- _Problem description_: Carry none of the pictures over; write out the complete data exactly.

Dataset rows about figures
|---|

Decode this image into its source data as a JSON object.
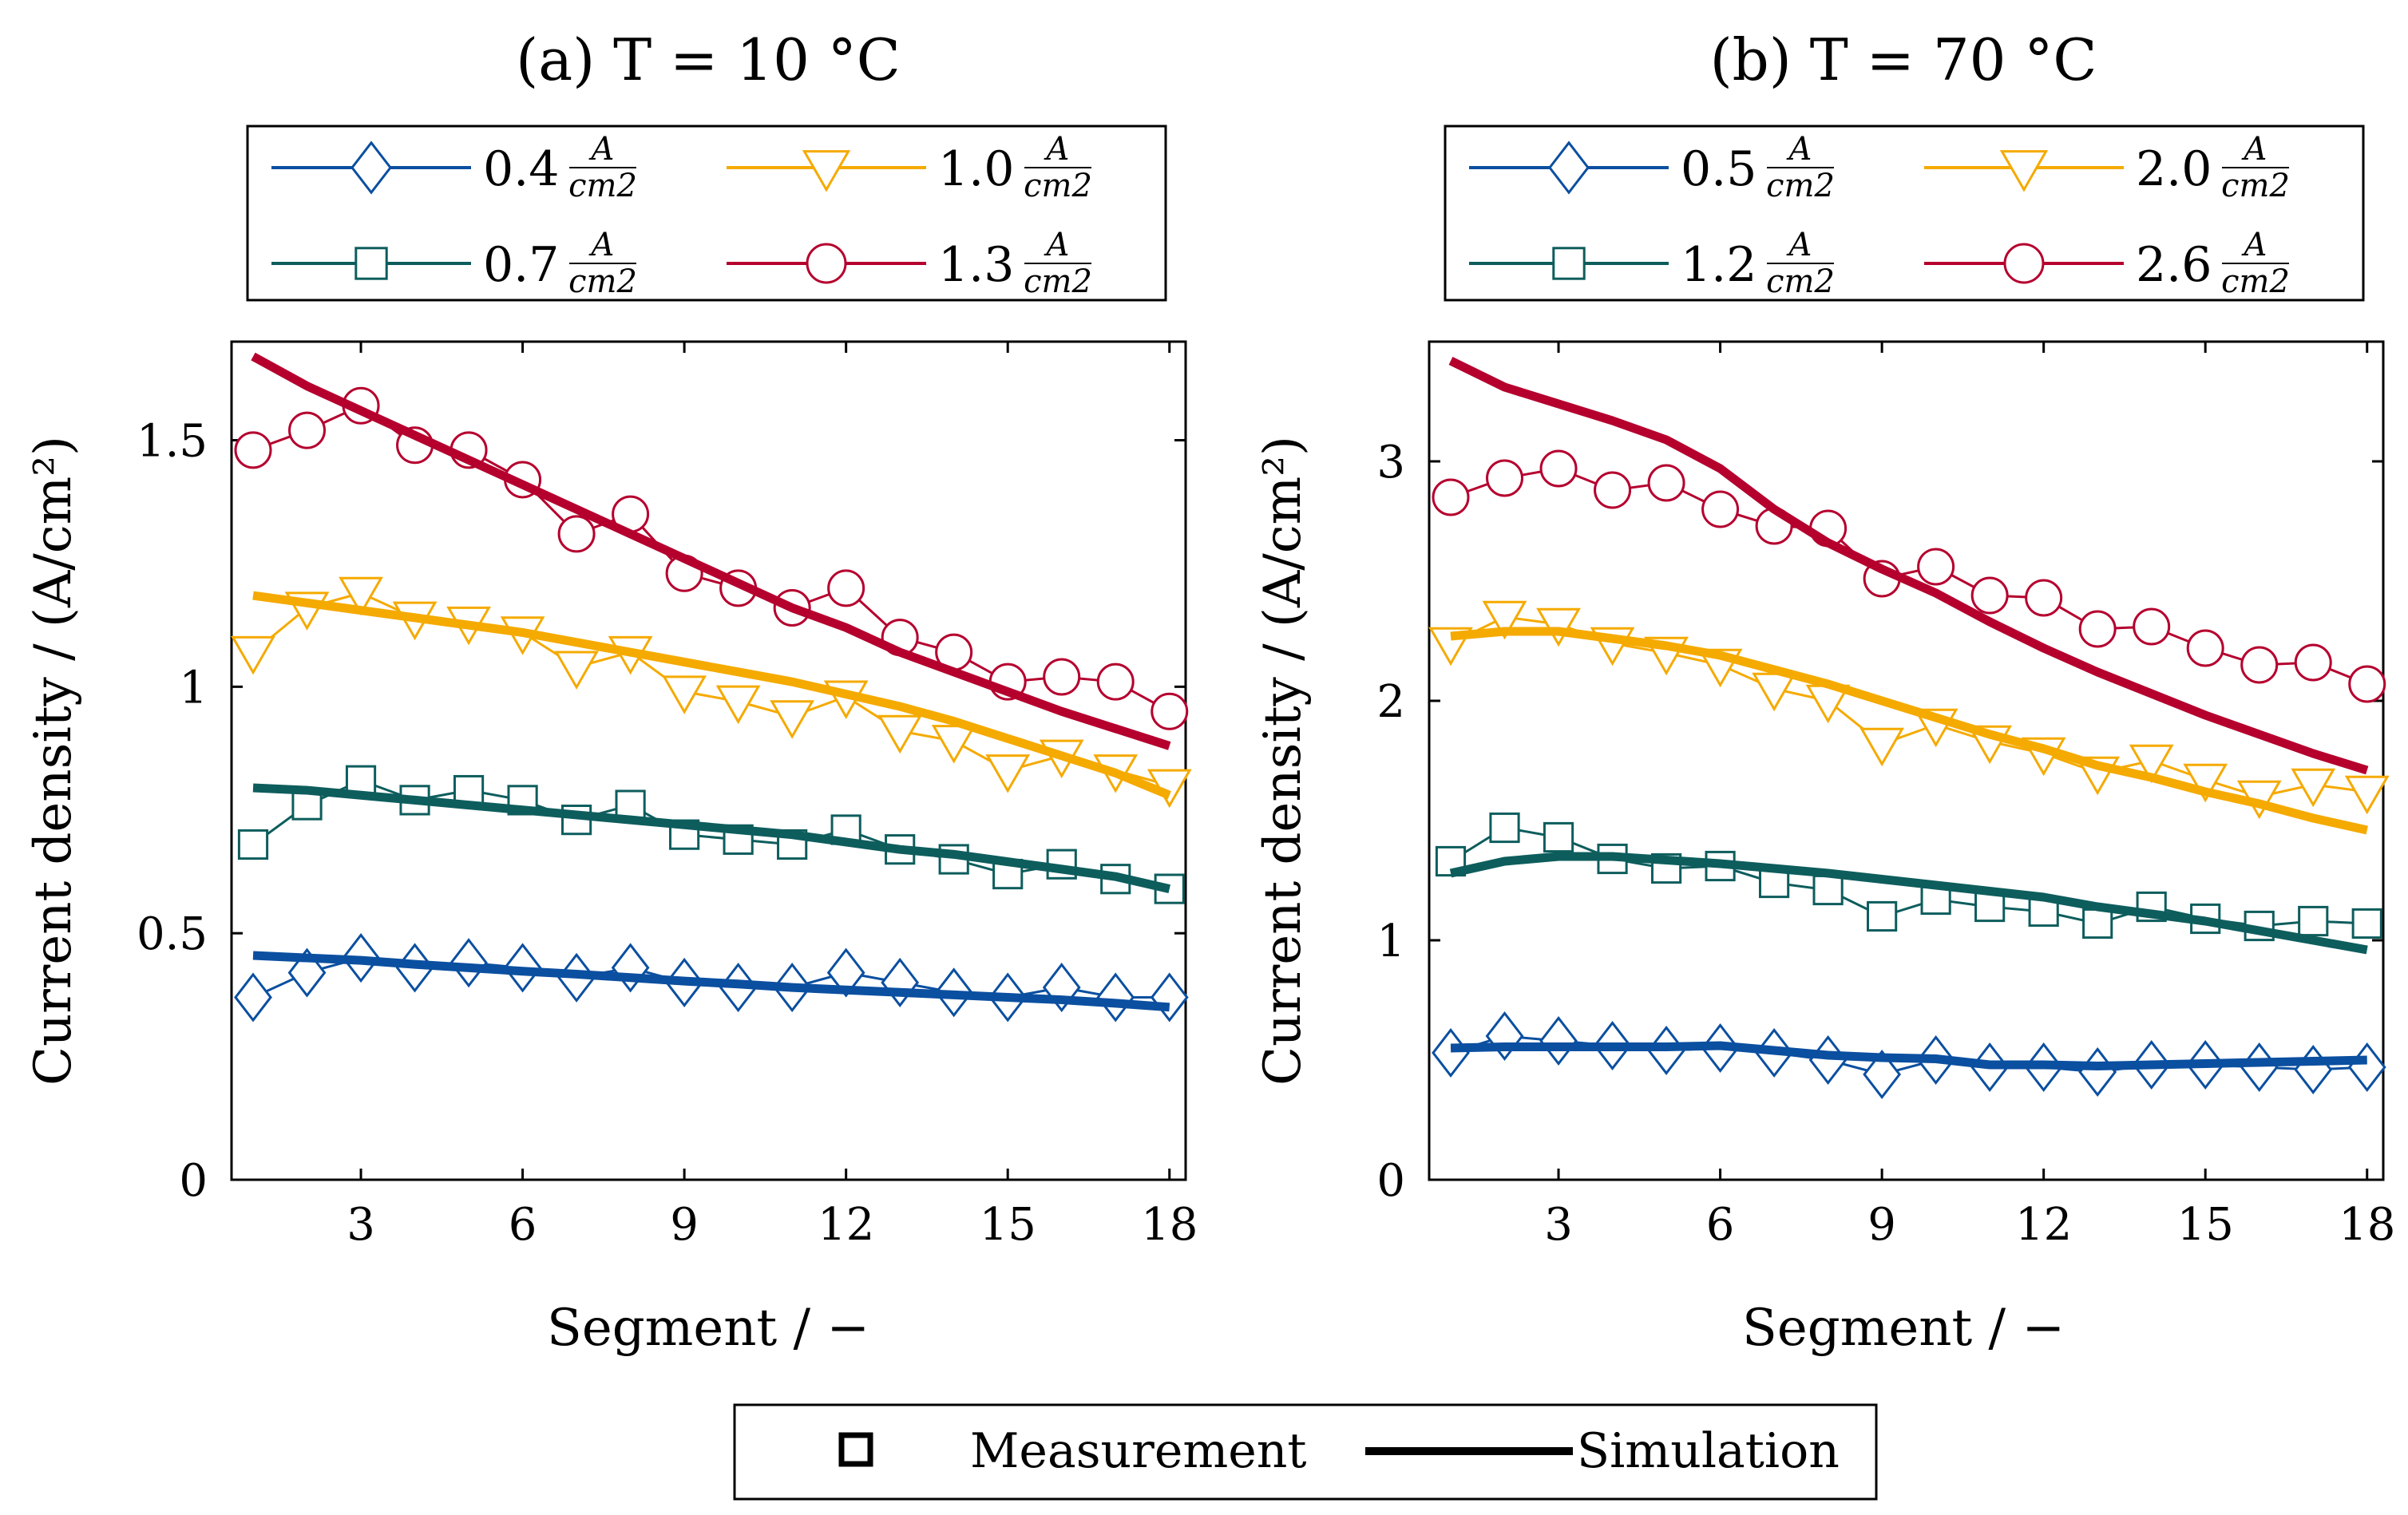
{
  "legend_bottom": {
    "measurement_label": "Measurement",
    "simulation_label": "Simulation"
  },
  "colors": {
    "blue": "#0b4fa0",
    "teal": "#0e5d5d",
    "yellow": "#f5aa00",
    "red": "#b5002e"
  },
  "chart_data": [
    {
      "type": "line",
      "title": "(a) T = 10 °C",
      "xlabel": "Segment / −",
      "ylabel": "Current density / (A/cm²)",
      "xlim": [
        0.6,
        18.3
      ],
      "ylim": [
        0,
        1.7
      ],
      "xticks": [
        3,
        6,
        9,
        12,
        15,
        18
      ],
      "xtick_labels": [
        "3",
        "6",
        "9",
        "12",
        "15",
        "18"
      ],
      "yticks": [
        0,
        0.5,
        1,
        1.5
      ],
      "ytick_labels": [
        "0",
        "0.5",
        "1",
        "1.5"
      ],
      "x": [
        1,
        2,
        3,
        4,
        5,
        6,
        7,
        8,
        9,
        10,
        11,
        12,
        13,
        14,
        15,
        16,
        17,
        18
      ],
      "series": [
        {
          "name": "0.4",
          "unit_num": "A",
          "unit_den": "cm2",
          "color": "blue",
          "marker": "diamond",
          "measurement": [
            0.37,
            0.42,
            0.45,
            0.43,
            0.44,
            0.43,
            0.41,
            0.43,
            0.4,
            0.39,
            0.39,
            0.42,
            0.4,
            0.38,
            0.37,
            0.39,
            0.37,
            0.37
          ],
          "simulation": [
            0.455,
            0.45,
            0.445,
            0.437,
            0.43,
            0.423,
            0.417,
            0.41,
            0.403,
            0.397,
            0.39,
            0.385,
            0.38,
            0.375,
            0.37,
            0.365,
            0.358,
            0.35
          ]
        },
        {
          "name": "0.7",
          "unit_num": "A",
          "unit_den": "cm2",
          "color": "teal",
          "marker": "square",
          "measurement": [
            0.68,
            0.76,
            0.81,
            0.77,
            0.79,
            0.77,
            0.73,
            0.76,
            0.7,
            0.69,
            0.68,
            0.71,
            0.67,
            0.65,
            0.62,
            0.64,
            0.61,
            0.59
          ],
          "simulation": [
            0.795,
            0.79,
            0.78,
            0.77,
            0.76,
            0.75,
            0.74,
            0.73,
            0.72,
            0.71,
            0.7,
            0.685,
            0.67,
            0.66,
            0.645,
            0.63,
            0.615,
            0.59
          ]
        },
        {
          "name": "1.0",
          "unit_num": "A",
          "unit_den": "cm2",
          "color": "yellow",
          "marker": "triangle-down",
          "measurement": [
            1.07,
            1.16,
            1.19,
            1.14,
            1.13,
            1.11,
            1.04,
            1.07,
            0.99,
            0.97,
            0.94,
            0.98,
            0.91,
            0.89,
            0.83,
            0.86,
            0.83,
            0.8
          ],
          "simulation": [
            1.185,
            1.17,
            1.155,
            1.14,
            1.125,
            1.11,
            1.09,
            1.07,
            1.05,
            1.03,
            1.01,
            0.985,
            0.96,
            0.93,
            0.895,
            0.86,
            0.825,
            0.78
          ]
        },
        {
          "name": "1.3",
          "unit_num": "A",
          "unit_den": "cm2",
          "color": "red",
          "marker": "circle",
          "measurement": [
            1.48,
            1.52,
            1.57,
            1.49,
            1.48,
            1.42,
            1.31,
            1.35,
            1.23,
            1.2,
            1.16,
            1.2,
            1.1,
            1.07,
            1.01,
            1.02,
            1.01,
            0.95
          ],
          "simulation": [
            1.67,
            1.61,
            1.56,
            1.51,
            1.46,
            1.41,
            1.36,
            1.31,
            1.26,
            1.21,
            1.16,
            1.12,
            1.07,
            1.03,
            0.99,
            0.95,
            0.915,
            0.88
          ]
        }
      ]
    },
    {
      "type": "line",
      "title": "(b) T = 70 °C",
      "xlabel": "Segment / −",
      "ylabel": "Current density / (A/cm²)",
      "xlim": [
        0.6,
        18.3
      ],
      "ylim": [
        0,
        3.5
      ],
      "xticks": [
        3,
        6,
        9,
        12,
        15,
        18
      ],
      "xtick_labels": [
        "3",
        "6",
        "9",
        "12",
        "15",
        "18"
      ],
      "yticks": [
        0,
        1,
        2,
        3
      ],
      "ytick_labels": [
        "0",
        "1",
        "2",
        "3"
      ],
      "x": [
        1,
        2,
        3,
        4,
        5,
        6,
        7,
        8,
        9,
        10,
        11,
        12,
        13,
        14,
        15,
        16,
        17,
        18
      ],
      "series": [
        {
          "name": "0.5",
          "unit_num": "A",
          "unit_den": "cm2",
          "color": "blue",
          "marker": "diamond",
          "measurement": [
            0.53,
            0.6,
            0.58,
            0.56,
            0.54,
            0.55,
            0.53,
            0.5,
            0.44,
            0.5,
            0.47,
            0.47,
            0.45,
            0.48,
            0.48,
            0.47,
            0.46,
            0.47
          ],
          "simulation": [
            0.55,
            0.555,
            0.555,
            0.555,
            0.555,
            0.56,
            0.54,
            0.52,
            0.51,
            0.505,
            0.48,
            0.48,
            0.475,
            0.48,
            0.485,
            0.49,
            0.495,
            0.5
          ]
        },
        {
          "name": "1.2",
          "unit_num": "A",
          "unit_den": "cm2",
          "color": "teal",
          "marker": "square",
          "measurement": [
            1.33,
            1.47,
            1.43,
            1.34,
            1.3,
            1.31,
            1.24,
            1.21,
            1.1,
            1.17,
            1.14,
            1.12,
            1.07,
            1.14,
            1.09,
            1.06,
            1.08,
            1.07
          ],
          "simulation": [
            1.28,
            1.33,
            1.35,
            1.35,
            1.335,
            1.32,
            1.3,
            1.28,
            1.255,
            1.23,
            1.205,
            1.18,
            1.14,
            1.11,
            1.08,
            1.04,
            1.0,
            0.96
          ]
        },
        {
          "name": "2.0",
          "unit_num": "A",
          "unit_den": "cm2",
          "color": "yellow",
          "marker": "triangle-down",
          "measurement": [
            2.24,
            2.35,
            2.32,
            2.24,
            2.2,
            2.15,
            2.05,
            2.0,
            1.82,
            1.9,
            1.83,
            1.78,
            1.7,
            1.75,
            1.67,
            1.6,
            1.65,
            1.62
          ],
          "simulation": [
            2.27,
            2.29,
            2.29,
            2.26,
            2.23,
            2.19,
            2.13,
            2.07,
            2.0,
            1.93,
            1.86,
            1.8,
            1.73,
            1.68,
            1.62,
            1.57,
            1.51,
            1.46
          ]
        },
        {
          "name": "2.6",
          "unit_num": "A",
          "unit_den": "cm2",
          "color": "red",
          "marker": "circle",
          "measurement": [
            2.85,
            2.93,
            2.97,
            2.88,
            2.91,
            2.8,
            2.73,
            2.72,
            2.51,
            2.56,
            2.44,
            2.43,
            2.3,
            2.31,
            2.22,
            2.15,
            2.16,
            2.07
          ],
          "simulation": [
            3.42,
            3.31,
            3.24,
            3.17,
            3.09,
            2.97,
            2.8,
            2.66,
            2.55,
            2.45,
            2.33,
            2.22,
            2.12,
            2.03,
            1.94,
            1.86,
            1.78,
            1.71
          ]
        }
      ]
    }
  ]
}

|---|

- _Correct output_:
Decode this image into its source data as a JSON object.
{
  "legend_bottom": {
    "measurement_label": "Measurement",
    "simulation_label": "Simulation"
  },
  "colors": {
    "blue": "#0b4fa0",
    "teal": "#0e5d5d",
    "yellow": "#f5aa00",
    "red": "#b5002e"
  },
  "chart_data": [
    {
      "type": "line",
      "title": "(a) T = 10 °C",
      "xlabel": "Segment / −",
      "ylabel": "Current density / (A/cm²)",
      "xlim": [
        0.6,
        18.3
      ],
      "ylim": [
        0,
        1.7
      ],
      "xticks": [
        3,
        6,
        9,
        12,
        15,
        18
      ],
      "xtick_labels": [
        "3",
        "6",
        "9",
        "12",
        "15",
        "18"
      ],
      "yticks": [
        0,
        0.5,
        1,
        1.5
      ],
      "ytick_labels": [
        "0",
        "0.5",
        "1",
        "1.5"
      ],
      "x": [
        1,
        2,
        3,
        4,
        5,
        6,
        7,
        8,
        9,
        10,
        11,
        12,
        13,
        14,
        15,
        16,
        17,
        18
      ],
      "series": [
        {
          "name": "0.4",
          "unit_num": "A",
          "unit_den": "cm2",
          "color": "blue",
          "marker": "diamond",
          "measurement": [
            0.37,
            0.42,
            0.45,
            0.43,
            0.44,
            0.43,
            0.41,
            0.43,
            0.4,
            0.39,
            0.39,
            0.42,
            0.4,
            0.38,
            0.37,
            0.39,
            0.37,
            0.37
          ],
          "simulation": [
            0.455,
            0.45,
            0.445,
            0.437,
            0.43,
            0.423,
            0.417,
            0.41,
            0.403,
            0.397,
            0.39,
            0.385,
            0.38,
            0.375,
            0.37,
            0.365,
            0.358,
            0.35
          ]
        },
        {
          "name": "0.7",
          "unit_num": "A",
          "unit_den": "cm2",
          "color": "teal",
          "marker": "square",
          "measurement": [
            0.68,
            0.76,
            0.81,
            0.77,
            0.79,
            0.77,
            0.73,
            0.76,
            0.7,
            0.69,
            0.68,
            0.71,
            0.67,
            0.65,
            0.62,
            0.64,
            0.61,
            0.59
          ],
          "simulation": [
            0.795,
            0.79,
            0.78,
            0.77,
            0.76,
            0.75,
            0.74,
            0.73,
            0.72,
            0.71,
            0.7,
            0.685,
            0.67,
            0.66,
            0.645,
            0.63,
            0.615,
            0.59
          ]
        },
        {
          "name": "1.0",
          "unit_num": "A",
          "unit_den": "cm2",
          "color": "yellow",
          "marker": "triangle-down",
          "measurement": [
            1.07,
            1.16,
            1.19,
            1.14,
            1.13,
            1.11,
            1.04,
            1.07,
            0.99,
            0.97,
            0.94,
            0.98,
            0.91,
            0.89,
            0.83,
            0.86,
            0.83,
            0.8
          ],
          "simulation": [
            1.185,
            1.17,
            1.155,
            1.14,
            1.125,
            1.11,
            1.09,
            1.07,
            1.05,
            1.03,
            1.01,
            0.985,
            0.96,
            0.93,
            0.895,
            0.86,
            0.825,
            0.78
          ]
        },
        {
          "name": "1.3",
          "unit_num": "A",
          "unit_den": "cm2",
          "color": "red",
          "marker": "circle",
          "measurement": [
            1.48,
            1.52,
            1.57,
            1.49,
            1.48,
            1.42,
            1.31,
            1.35,
            1.23,
            1.2,
            1.16,
            1.2,
            1.1,
            1.07,
            1.01,
            1.02,
            1.01,
            0.95
          ],
          "simulation": [
            1.67,
            1.61,
            1.56,
            1.51,
            1.46,
            1.41,
            1.36,
            1.31,
            1.26,
            1.21,
            1.16,
            1.12,
            1.07,
            1.03,
            0.99,
            0.95,
            0.915,
            0.88
          ]
        }
      ]
    },
    {
      "type": "line",
      "title": "(b) T = 70 °C",
      "xlabel": "Segment / −",
      "ylabel": "Current density / (A/cm²)",
      "xlim": [
        0.6,
        18.3
      ],
      "ylim": [
        0,
        3.5
      ],
      "xticks": [
        3,
        6,
        9,
        12,
        15,
        18
      ],
      "xtick_labels": [
        "3",
        "6",
        "9",
        "12",
        "15",
        "18"
      ],
      "yticks": [
        0,
        1,
        2,
        3
      ],
      "ytick_labels": [
        "0",
        "1",
        "2",
        "3"
      ],
      "x": [
        1,
        2,
        3,
        4,
        5,
        6,
        7,
        8,
        9,
        10,
        11,
        12,
        13,
        14,
        15,
        16,
        17,
        18
      ],
      "series": [
        {
          "name": "0.5",
          "unit_num": "A",
          "unit_den": "cm2",
          "color": "blue",
          "marker": "diamond",
          "measurement": [
            0.53,
            0.6,
            0.58,
            0.56,
            0.54,
            0.55,
            0.53,
            0.5,
            0.44,
            0.5,
            0.47,
            0.47,
            0.45,
            0.48,
            0.48,
            0.47,
            0.46,
            0.47
          ],
          "simulation": [
            0.55,
            0.555,
            0.555,
            0.555,
            0.555,
            0.56,
            0.54,
            0.52,
            0.51,
            0.505,
            0.48,
            0.48,
            0.475,
            0.48,
            0.485,
            0.49,
            0.495,
            0.5
          ]
        },
        {
          "name": "1.2",
          "unit_num": "A",
          "unit_den": "cm2",
          "color": "teal",
          "marker": "square",
          "measurement": [
            1.33,
            1.47,
            1.43,
            1.34,
            1.3,
            1.31,
            1.24,
            1.21,
            1.1,
            1.17,
            1.14,
            1.12,
            1.07,
            1.14,
            1.09,
            1.06,
            1.08,
            1.07
          ],
          "simulation": [
            1.28,
            1.33,
            1.35,
            1.35,
            1.335,
            1.32,
            1.3,
            1.28,
            1.255,
            1.23,
            1.205,
            1.18,
            1.14,
            1.11,
            1.08,
            1.04,
            1.0,
            0.96
          ]
        },
        {
          "name": "2.0",
          "unit_num": "A",
          "unit_den": "cm2",
          "color": "yellow",
          "marker": "triangle-down",
          "measurement": [
            2.24,
            2.35,
            2.32,
            2.24,
            2.2,
            2.15,
            2.05,
            2.0,
            1.82,
            1.9,
            1.83,
            1.78,
            1.7,
            1.75,
            1.67,
            1.6,
            1.65,
            1.62
          ],
          "simulation": [
            2.27,
            2.29,
            2.29,
            2.26,
            2.23,
            2.19,
            2.13,
            2.07,
            2.0,
            1.93,
            1.86,
            1.8,
            1.73,
            1.68,
            1.62,
            1.57,
            1.51,
            1.46
          ]
        },
        {
          "name": "2.6",
          "unit_num": "A",
          "unit_den": "cm2",
          "color": "red",
          "marker": "circle",
          "measurement": [
            2.85,
            2.93,
            2.97,
            2.88,
            2.91,
            2.8,
            2.73,
            2.72,
            2.51,
            2.56,
            2.44,
            2.43,
            2.3,
            2.31,
            2.22,
            2.15,
            2.16,
            2.07
          ],
          "simulation": [
            3.42,
            3.31,
            3.24,
            3.17,
            3.09,
            2.97,
            2.8,
            2.66,
            2.55,
            2.45,
            2.33,
            2.22,
            2.12,
            2.03,
            1.94,
            1.86,
            1.78,
            1.71
          ]
        }
      ]
    }
  ]
}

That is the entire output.